## Data excerpts
>> START

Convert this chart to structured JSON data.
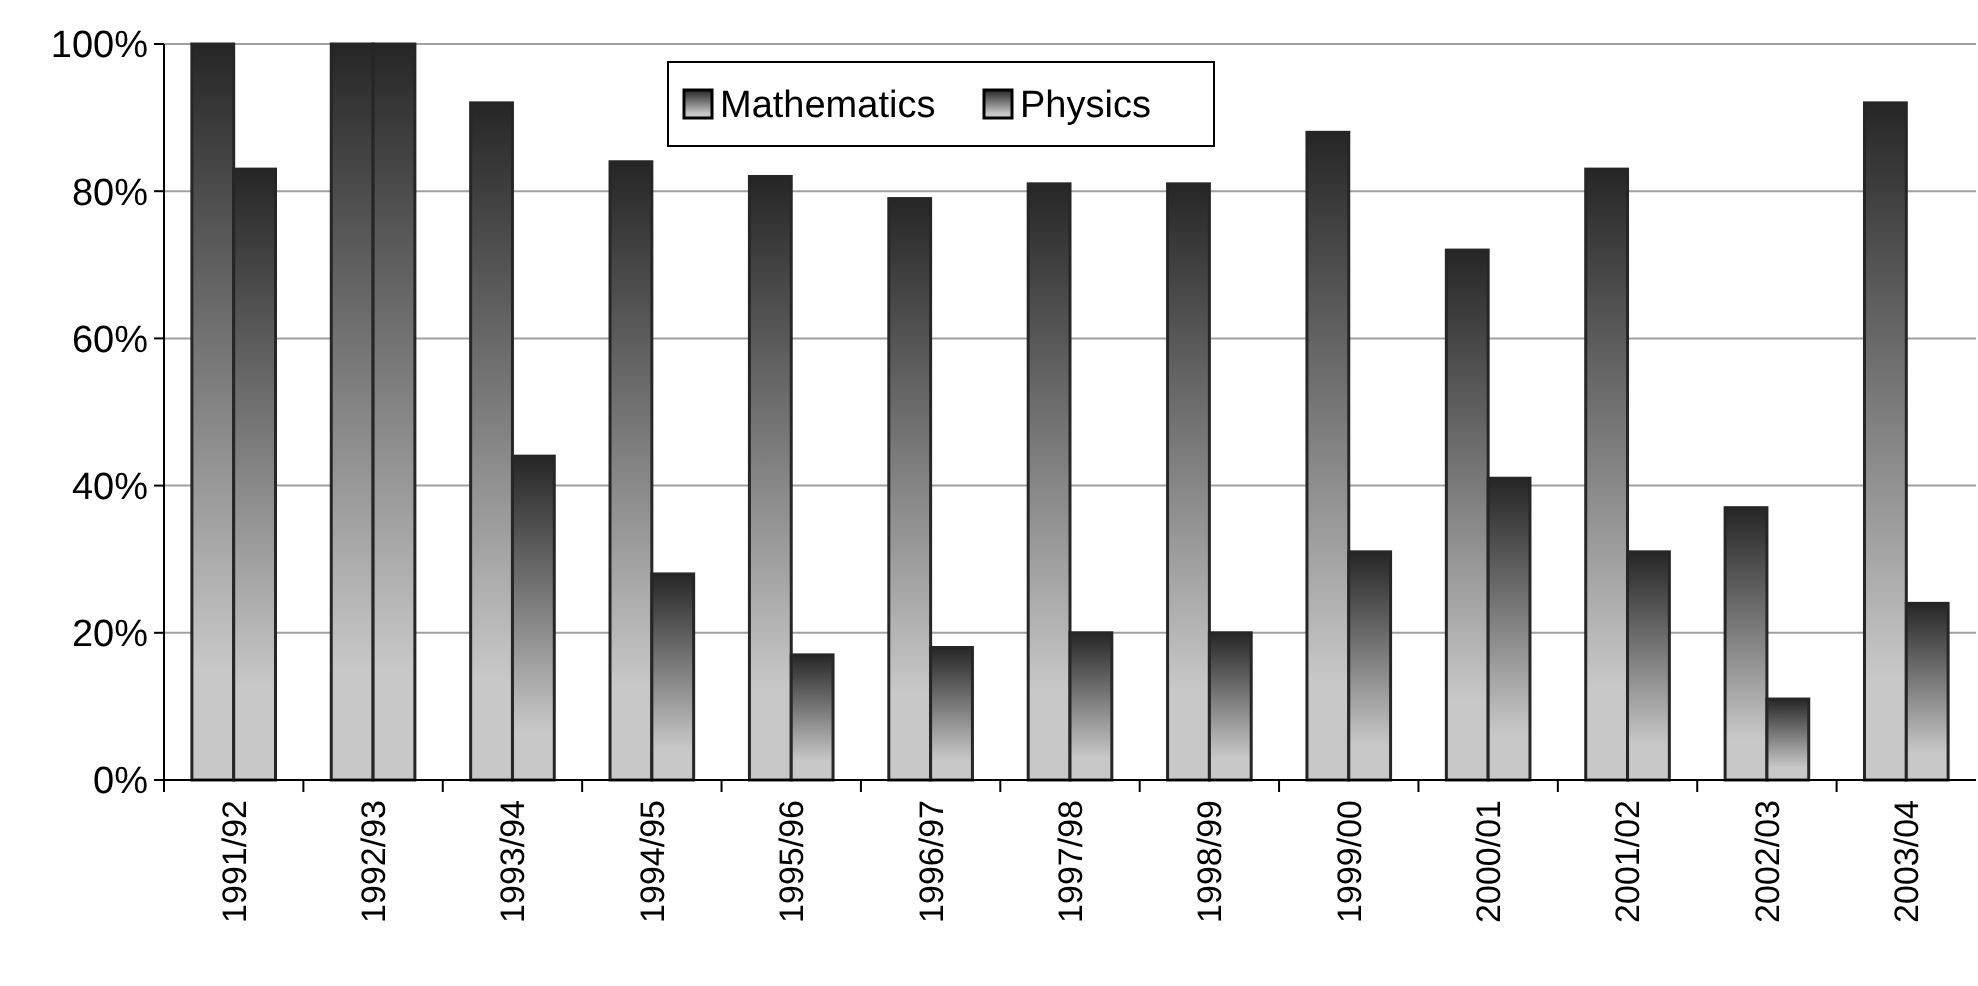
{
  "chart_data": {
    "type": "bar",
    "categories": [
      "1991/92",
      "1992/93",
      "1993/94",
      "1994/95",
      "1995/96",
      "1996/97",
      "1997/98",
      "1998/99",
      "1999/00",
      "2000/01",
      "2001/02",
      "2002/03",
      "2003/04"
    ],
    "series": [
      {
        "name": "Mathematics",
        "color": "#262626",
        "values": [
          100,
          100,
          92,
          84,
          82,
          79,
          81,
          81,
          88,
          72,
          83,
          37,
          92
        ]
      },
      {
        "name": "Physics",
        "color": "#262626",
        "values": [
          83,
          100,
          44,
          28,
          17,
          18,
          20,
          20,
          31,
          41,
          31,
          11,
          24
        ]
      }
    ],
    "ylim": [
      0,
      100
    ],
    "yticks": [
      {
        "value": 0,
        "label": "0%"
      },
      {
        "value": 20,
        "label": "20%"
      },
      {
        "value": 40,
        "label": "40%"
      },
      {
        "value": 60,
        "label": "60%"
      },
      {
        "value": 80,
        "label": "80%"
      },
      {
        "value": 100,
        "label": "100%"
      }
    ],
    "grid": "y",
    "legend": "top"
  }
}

>> END
>> START

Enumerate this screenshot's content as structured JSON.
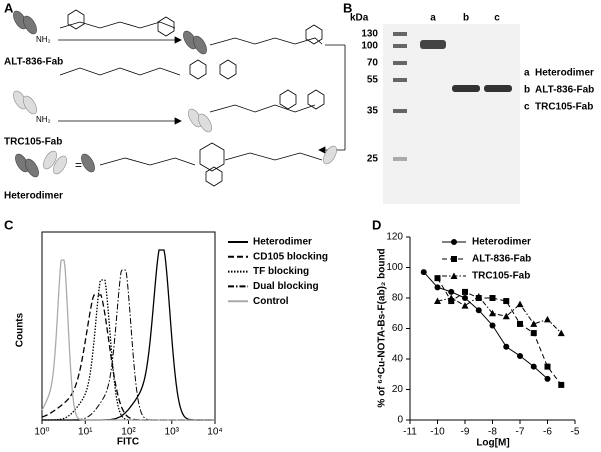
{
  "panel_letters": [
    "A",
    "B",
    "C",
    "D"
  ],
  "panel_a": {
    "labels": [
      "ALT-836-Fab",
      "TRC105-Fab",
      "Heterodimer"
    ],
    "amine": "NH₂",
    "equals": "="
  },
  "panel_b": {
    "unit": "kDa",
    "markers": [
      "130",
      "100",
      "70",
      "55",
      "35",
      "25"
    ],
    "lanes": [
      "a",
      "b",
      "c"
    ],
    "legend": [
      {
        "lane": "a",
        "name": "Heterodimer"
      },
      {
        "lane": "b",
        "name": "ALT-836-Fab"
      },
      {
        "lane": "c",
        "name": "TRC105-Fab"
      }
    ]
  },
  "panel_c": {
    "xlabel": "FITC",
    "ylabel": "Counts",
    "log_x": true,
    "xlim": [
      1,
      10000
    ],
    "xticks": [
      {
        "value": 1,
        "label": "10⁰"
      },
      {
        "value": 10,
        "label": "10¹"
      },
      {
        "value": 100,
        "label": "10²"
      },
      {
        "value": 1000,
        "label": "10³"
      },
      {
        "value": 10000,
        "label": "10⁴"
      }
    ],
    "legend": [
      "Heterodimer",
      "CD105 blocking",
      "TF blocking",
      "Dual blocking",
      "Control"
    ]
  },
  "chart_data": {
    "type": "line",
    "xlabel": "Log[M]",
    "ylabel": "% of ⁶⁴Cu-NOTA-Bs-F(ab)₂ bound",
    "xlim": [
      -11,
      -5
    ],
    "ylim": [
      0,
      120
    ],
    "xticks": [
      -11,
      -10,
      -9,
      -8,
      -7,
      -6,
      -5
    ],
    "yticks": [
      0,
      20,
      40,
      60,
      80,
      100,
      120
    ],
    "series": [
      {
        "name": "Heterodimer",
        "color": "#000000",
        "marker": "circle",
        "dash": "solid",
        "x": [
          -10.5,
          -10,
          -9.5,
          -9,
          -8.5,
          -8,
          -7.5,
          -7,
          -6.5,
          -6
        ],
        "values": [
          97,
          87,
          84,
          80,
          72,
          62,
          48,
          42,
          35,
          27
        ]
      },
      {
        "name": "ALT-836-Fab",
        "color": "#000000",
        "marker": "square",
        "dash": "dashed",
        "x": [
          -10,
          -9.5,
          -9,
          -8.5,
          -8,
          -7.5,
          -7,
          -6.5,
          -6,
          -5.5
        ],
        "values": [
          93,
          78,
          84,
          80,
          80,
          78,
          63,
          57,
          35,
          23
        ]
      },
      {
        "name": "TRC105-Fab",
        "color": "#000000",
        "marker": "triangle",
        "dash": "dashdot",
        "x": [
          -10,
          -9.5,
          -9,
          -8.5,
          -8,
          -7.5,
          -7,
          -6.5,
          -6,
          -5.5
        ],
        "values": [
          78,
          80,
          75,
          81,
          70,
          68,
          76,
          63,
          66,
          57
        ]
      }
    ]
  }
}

>> END

## Description of the task
Look through the entries above; copy every line holding the string "name".

## Exercise output
        "name": "Mathematics",
        "name": "Physics",
        "name": "Heterodimer"
        "name": "ALT-836-Fab"
        "name": "TRC105-Fab"
        "name": "Heterodimer",
        "name": "ALT-836-Fab",
        "name": "TRC105-Fab",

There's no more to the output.